-- START OF Recorded information --
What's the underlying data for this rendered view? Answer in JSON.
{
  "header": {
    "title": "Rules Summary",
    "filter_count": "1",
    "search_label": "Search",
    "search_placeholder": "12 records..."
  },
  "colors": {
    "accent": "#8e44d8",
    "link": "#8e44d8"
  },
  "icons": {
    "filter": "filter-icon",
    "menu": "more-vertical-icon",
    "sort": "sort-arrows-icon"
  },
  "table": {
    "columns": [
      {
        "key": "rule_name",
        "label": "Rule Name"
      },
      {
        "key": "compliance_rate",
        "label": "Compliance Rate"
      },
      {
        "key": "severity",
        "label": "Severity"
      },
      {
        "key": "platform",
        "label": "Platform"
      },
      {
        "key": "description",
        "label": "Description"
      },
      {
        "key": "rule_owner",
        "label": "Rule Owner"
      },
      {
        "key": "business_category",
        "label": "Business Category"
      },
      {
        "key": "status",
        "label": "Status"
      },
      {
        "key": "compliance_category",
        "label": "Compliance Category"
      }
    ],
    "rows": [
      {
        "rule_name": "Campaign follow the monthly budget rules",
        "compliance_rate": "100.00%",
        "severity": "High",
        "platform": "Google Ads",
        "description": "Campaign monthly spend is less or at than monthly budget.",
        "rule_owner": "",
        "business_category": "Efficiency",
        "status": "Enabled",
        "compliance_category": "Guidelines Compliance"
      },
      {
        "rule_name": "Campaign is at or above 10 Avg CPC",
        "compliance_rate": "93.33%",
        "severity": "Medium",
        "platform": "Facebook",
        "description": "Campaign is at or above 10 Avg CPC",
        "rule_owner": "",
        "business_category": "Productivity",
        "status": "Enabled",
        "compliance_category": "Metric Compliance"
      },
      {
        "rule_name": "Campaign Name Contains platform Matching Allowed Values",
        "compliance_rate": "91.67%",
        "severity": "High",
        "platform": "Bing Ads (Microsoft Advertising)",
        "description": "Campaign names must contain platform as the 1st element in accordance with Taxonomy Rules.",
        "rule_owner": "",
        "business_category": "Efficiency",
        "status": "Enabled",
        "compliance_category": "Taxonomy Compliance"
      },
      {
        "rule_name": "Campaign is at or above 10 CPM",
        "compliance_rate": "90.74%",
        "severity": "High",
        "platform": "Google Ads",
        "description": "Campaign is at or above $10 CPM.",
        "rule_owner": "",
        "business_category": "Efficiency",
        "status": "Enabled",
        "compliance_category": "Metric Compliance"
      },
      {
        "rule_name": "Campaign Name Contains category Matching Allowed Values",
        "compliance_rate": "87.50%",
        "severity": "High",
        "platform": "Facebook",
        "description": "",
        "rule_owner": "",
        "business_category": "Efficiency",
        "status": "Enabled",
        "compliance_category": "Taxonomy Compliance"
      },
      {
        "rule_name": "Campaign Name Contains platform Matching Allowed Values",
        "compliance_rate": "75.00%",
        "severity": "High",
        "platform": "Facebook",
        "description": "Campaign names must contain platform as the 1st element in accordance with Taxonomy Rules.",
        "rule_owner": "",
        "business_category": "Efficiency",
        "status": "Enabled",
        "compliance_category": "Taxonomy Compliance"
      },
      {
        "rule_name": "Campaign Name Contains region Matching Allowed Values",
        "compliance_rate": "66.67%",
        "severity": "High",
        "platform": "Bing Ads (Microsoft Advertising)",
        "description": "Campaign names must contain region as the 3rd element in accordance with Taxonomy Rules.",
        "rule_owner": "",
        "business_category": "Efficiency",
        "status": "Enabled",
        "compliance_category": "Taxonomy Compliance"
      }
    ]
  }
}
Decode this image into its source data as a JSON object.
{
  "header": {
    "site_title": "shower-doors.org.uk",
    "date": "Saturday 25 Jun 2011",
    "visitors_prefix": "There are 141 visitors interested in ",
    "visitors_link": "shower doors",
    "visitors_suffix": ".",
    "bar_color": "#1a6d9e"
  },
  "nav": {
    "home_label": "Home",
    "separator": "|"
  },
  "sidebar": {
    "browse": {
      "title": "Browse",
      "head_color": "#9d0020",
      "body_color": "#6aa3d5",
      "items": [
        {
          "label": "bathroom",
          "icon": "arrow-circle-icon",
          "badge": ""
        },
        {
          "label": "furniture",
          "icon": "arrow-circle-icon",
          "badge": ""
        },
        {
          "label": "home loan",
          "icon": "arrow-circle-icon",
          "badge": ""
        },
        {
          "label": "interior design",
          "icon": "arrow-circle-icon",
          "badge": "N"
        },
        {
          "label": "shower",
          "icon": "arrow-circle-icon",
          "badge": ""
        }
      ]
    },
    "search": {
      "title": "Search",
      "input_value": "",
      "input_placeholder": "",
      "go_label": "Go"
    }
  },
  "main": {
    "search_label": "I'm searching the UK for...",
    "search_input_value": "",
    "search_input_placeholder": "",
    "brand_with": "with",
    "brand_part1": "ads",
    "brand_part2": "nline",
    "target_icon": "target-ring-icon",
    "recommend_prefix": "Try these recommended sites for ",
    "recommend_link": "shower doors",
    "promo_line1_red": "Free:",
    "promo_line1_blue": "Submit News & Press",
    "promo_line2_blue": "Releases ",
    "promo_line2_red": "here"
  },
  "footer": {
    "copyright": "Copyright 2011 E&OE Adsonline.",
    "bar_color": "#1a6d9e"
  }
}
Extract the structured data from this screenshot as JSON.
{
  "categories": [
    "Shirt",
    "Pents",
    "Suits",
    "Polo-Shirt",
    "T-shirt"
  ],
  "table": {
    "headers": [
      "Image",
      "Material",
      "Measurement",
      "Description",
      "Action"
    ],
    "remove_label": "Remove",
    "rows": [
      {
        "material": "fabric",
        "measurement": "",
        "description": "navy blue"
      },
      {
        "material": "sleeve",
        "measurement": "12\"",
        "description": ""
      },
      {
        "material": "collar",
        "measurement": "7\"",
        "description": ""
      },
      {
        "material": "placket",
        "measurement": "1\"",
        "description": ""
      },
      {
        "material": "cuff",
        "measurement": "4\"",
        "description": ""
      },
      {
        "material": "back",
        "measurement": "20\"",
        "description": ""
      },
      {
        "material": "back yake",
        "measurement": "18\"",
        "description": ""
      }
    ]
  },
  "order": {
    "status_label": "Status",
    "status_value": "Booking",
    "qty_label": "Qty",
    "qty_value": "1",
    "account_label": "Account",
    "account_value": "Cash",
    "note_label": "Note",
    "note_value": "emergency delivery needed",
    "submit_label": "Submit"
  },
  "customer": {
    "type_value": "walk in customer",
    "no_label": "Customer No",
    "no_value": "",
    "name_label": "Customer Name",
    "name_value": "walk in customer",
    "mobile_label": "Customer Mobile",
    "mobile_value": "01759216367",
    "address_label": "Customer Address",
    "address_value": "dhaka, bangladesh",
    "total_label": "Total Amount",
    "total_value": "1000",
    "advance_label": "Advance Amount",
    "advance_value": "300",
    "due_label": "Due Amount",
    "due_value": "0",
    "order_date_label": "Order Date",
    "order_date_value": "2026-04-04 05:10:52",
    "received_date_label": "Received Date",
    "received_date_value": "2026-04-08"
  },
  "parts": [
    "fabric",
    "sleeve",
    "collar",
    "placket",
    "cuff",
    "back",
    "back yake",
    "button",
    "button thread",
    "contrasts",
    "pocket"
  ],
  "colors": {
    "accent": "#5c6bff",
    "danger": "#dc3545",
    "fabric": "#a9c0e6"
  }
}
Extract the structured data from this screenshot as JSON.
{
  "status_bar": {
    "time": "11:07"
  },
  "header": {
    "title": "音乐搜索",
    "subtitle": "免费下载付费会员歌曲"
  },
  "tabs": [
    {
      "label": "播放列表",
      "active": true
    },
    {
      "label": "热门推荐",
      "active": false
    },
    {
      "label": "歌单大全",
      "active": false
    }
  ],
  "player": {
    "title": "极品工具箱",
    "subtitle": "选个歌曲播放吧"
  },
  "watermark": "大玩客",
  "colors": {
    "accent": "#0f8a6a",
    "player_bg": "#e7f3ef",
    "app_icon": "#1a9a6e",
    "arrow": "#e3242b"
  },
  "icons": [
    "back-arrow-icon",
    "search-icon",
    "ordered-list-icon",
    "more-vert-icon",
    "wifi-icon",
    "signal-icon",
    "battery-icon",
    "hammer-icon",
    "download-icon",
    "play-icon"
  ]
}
-- END OF Recorded information --
*Direction:*
Of the lines in the entries, how many include the word "Submit"? State only the number.

*Answer for the task:*
2